# Viewpoint: Neutrino Experiments Come Closer to Seeing $C\phantom{\rule{0}{0ex}}P$ Violation

Physics 7, 15
The T2K experiment has measured the largest number of events associated with muon neutrinos oscillating into electron neutrinos, an important step toward seeing $C\phantom{\rule{0}{0ex}}P$ violation in neutrino interactions.

Charge-parity ( $CP$) violation—evidence that the laws of physics are different for particles and antiparticles—is often invoked as a “must” to explain why we observe more matter than antimatter in the universe. But the $CP$ violation observed in interactions involving quarks is insufficient to explain this asymmetry. As a result, many theorists are looking toward leptons—and, specifically, neutrinos—for additional sources of $CP$ violation. Researchers running the Tokai to Kamioka (T2K) experiment—a particle physics experiment at the Japan Proton Accelerator Research Complex (J-PARC)—have now made an important contribution toward the search for $CP$ violation in neutrinos. Writing in Physical Review Letters, the T2K collaboration reports the strongest evidence to date for the appearance of electron neutrinos from a pure muon neutrino beam [1]. Their measurement allows them to determine a fundamental parameter of the standard model of particle physics, called $θ13$, which can in turn be used to make an early estimate of $CP$ violation in neutrinos. Although this estimate has a large uncertainty, it will serve as a guide to future, more definitive neutrino experiments that are directly sensitive to $CP$ violation.

REQUIRED ACTIONS:
[a] In the viewpoint on neutrino experiments and CP violation, condense the paragraph beginning "Charge-parity ( $CP$) violation" into a shorter version that keeps its main facts.
[b] Write the next paragraph of the viewpoint on neutrino experiments and CP violation, beginning right after its final sentence.

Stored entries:
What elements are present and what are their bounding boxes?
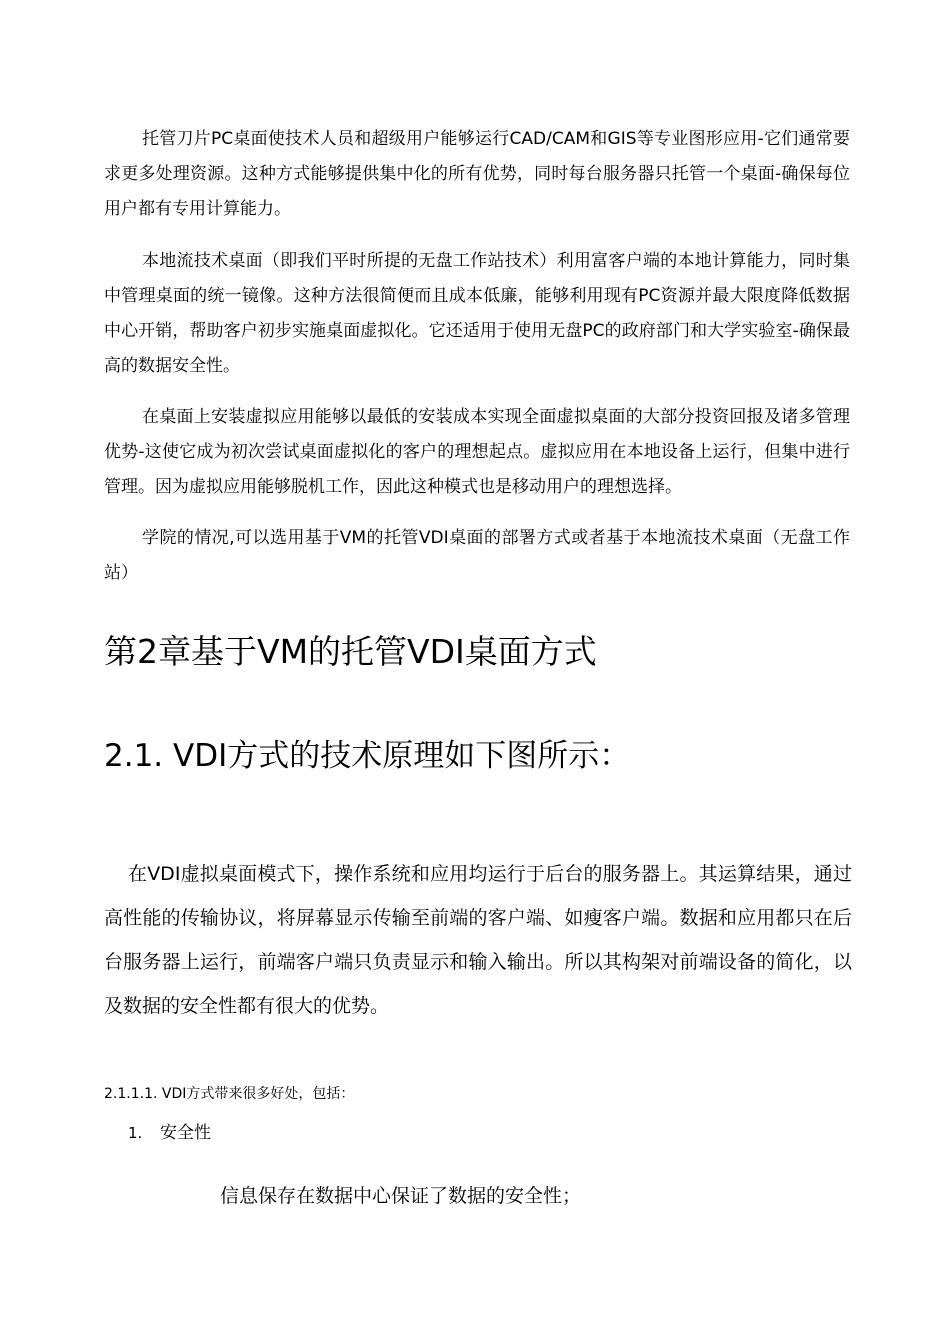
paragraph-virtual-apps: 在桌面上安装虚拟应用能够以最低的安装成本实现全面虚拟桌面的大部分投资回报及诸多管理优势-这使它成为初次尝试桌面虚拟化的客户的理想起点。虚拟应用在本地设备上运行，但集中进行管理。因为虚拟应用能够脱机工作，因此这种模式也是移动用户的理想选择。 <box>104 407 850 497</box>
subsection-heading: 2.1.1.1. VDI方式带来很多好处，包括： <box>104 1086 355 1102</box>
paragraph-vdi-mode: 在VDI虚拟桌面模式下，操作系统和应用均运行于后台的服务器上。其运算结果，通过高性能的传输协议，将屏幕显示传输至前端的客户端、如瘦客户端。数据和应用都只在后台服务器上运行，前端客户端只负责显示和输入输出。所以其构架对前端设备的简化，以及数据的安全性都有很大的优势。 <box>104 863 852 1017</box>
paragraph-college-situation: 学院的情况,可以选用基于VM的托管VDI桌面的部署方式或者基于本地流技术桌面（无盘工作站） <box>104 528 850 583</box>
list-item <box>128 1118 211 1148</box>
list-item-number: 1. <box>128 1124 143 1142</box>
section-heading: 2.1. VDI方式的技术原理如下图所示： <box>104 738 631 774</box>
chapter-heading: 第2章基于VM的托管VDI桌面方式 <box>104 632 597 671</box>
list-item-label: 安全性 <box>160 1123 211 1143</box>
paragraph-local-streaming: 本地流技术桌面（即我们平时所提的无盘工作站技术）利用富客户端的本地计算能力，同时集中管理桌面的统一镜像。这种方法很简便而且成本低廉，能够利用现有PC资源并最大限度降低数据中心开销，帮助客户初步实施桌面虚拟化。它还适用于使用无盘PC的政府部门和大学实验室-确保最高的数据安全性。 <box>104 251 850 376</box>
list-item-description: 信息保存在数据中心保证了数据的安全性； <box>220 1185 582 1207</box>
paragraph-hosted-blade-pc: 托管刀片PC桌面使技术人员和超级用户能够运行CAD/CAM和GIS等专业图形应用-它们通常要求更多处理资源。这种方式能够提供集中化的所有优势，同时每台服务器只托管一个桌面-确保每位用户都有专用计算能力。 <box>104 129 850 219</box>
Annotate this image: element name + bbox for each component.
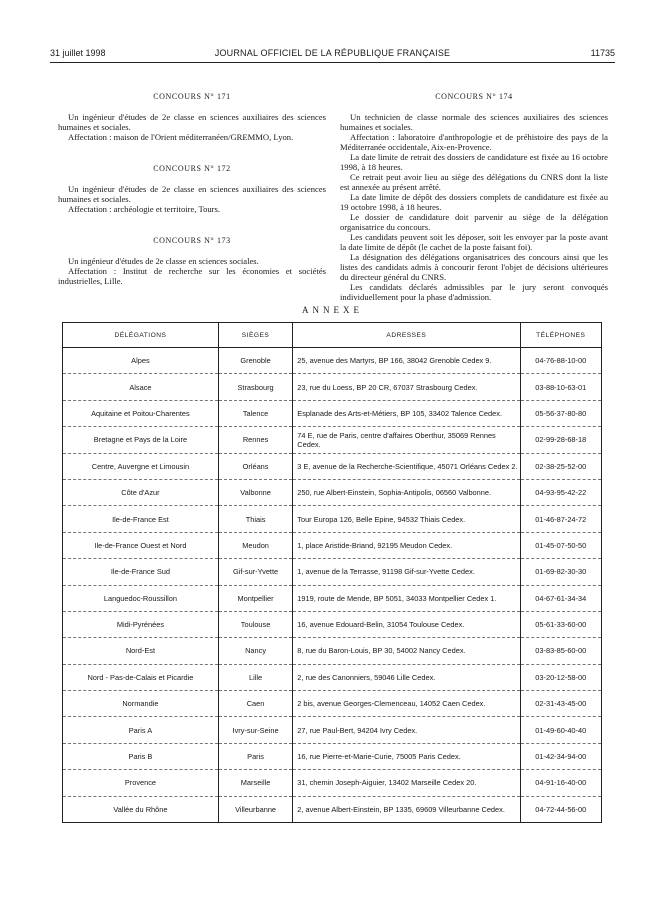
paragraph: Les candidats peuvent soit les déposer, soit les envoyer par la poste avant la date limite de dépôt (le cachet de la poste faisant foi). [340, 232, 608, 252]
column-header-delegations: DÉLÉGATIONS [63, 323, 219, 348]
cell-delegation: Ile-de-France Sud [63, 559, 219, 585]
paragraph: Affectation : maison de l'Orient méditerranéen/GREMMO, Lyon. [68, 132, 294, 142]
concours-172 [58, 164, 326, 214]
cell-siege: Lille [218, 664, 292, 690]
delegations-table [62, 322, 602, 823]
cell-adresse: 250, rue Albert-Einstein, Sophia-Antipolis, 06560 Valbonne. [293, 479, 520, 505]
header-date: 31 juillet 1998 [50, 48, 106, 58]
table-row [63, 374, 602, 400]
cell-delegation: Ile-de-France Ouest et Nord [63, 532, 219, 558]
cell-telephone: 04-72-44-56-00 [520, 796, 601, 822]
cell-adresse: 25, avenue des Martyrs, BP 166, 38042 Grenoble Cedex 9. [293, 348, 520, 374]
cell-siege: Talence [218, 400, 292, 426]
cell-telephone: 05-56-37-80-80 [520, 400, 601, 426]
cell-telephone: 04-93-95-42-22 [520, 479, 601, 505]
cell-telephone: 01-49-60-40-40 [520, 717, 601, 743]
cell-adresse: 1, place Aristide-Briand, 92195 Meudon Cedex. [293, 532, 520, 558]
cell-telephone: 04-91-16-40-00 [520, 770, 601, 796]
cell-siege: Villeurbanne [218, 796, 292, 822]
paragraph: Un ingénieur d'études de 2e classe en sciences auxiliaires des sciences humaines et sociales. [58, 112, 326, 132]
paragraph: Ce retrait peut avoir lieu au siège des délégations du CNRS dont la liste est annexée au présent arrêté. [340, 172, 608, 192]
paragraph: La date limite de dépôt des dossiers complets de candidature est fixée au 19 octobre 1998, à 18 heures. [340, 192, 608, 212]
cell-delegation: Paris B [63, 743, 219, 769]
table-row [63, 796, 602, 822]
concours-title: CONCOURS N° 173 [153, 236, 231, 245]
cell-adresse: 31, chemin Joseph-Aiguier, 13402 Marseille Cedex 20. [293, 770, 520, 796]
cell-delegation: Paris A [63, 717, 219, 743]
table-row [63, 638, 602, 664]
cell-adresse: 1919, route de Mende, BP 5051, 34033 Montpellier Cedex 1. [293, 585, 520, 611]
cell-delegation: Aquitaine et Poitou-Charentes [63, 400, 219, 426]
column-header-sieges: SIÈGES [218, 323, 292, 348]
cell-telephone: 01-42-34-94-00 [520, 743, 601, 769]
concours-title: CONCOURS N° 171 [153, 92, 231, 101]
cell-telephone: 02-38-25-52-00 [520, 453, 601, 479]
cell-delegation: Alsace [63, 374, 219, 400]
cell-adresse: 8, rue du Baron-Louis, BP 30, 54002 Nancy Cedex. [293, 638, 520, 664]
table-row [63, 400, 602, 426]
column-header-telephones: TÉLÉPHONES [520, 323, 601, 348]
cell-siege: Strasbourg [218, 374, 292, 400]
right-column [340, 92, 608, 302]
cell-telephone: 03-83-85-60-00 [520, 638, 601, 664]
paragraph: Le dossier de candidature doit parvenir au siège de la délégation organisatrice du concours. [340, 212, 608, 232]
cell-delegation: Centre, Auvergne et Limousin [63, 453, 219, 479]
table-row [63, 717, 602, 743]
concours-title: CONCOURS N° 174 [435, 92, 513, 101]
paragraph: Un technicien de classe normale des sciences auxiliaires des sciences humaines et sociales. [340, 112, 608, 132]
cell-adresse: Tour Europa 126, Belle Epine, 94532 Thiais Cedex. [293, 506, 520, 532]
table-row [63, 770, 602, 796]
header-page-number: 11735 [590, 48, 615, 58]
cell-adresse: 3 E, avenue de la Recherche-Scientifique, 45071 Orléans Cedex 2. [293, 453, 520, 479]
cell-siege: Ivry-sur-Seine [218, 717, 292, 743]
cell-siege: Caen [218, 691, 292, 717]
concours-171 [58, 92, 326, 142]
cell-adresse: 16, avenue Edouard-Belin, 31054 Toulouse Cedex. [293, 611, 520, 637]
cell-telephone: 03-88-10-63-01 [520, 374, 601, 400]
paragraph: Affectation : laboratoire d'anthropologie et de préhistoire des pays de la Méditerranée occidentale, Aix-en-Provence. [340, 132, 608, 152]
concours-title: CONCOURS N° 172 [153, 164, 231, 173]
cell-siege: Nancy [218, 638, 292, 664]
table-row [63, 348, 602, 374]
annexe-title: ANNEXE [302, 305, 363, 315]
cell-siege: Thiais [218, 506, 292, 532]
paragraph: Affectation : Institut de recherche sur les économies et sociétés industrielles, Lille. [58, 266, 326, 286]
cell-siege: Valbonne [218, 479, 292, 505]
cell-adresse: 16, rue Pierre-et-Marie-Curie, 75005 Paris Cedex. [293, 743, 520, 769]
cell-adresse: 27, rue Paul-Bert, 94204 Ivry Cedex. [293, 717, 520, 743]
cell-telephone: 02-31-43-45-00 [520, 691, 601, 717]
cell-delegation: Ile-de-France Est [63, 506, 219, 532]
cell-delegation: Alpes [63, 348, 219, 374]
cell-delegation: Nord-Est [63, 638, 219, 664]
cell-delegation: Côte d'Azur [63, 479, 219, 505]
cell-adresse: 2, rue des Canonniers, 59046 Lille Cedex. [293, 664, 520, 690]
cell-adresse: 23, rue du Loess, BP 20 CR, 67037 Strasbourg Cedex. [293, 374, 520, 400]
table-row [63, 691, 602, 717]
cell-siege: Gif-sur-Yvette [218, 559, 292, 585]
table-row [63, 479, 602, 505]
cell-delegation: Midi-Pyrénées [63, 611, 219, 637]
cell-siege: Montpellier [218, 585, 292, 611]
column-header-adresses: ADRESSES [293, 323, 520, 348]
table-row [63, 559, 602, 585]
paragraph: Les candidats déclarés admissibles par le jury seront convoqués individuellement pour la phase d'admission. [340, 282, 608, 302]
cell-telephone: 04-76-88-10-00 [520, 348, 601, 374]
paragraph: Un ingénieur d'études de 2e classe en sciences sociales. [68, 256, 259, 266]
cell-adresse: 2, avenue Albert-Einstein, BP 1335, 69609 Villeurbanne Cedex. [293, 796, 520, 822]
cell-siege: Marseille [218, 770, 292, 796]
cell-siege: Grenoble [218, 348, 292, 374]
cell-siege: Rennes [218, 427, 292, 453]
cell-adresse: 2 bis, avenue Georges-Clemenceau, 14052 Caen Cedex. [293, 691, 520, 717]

ANSWERS FOR THE EXERCISE:
[a] CP violation, the evidence that physics treats particles and antiparticles differently, is often cited to explain why the universe holds more matter than antimatter. The CP violation seen with quarks cannot account for this asymmetry, so many theorists are looking to leptons, especially neutrinos, for more. The T2K (Tokai to Kamioka) experiment at J-PARC now reports in Physical Review Letters the strongest evidence yet for electron neutrinos appearing in a pure muon neutrino beam. The measurement fixes the standard-model parameter θ13, which allows an early but highly uncertain estimate of neutrino CP violation. That estimate will guide future experiments that are directly sensitive to it.

[b]
Neutrinos come in three flavors: electron, muon, and tau. Each of these flavor states is known to be a mixture of the three allowed neutrino mass states, called $m1$, $m2$, and $m3$. This mixing is why one flavor state has a certain probability, over time, of transmuting, or “oscillating,” into another state. The oscillation rate depends, in part, on parameters called mixing angles and on the differences between the masses $m1$, $m2$, and $m3$.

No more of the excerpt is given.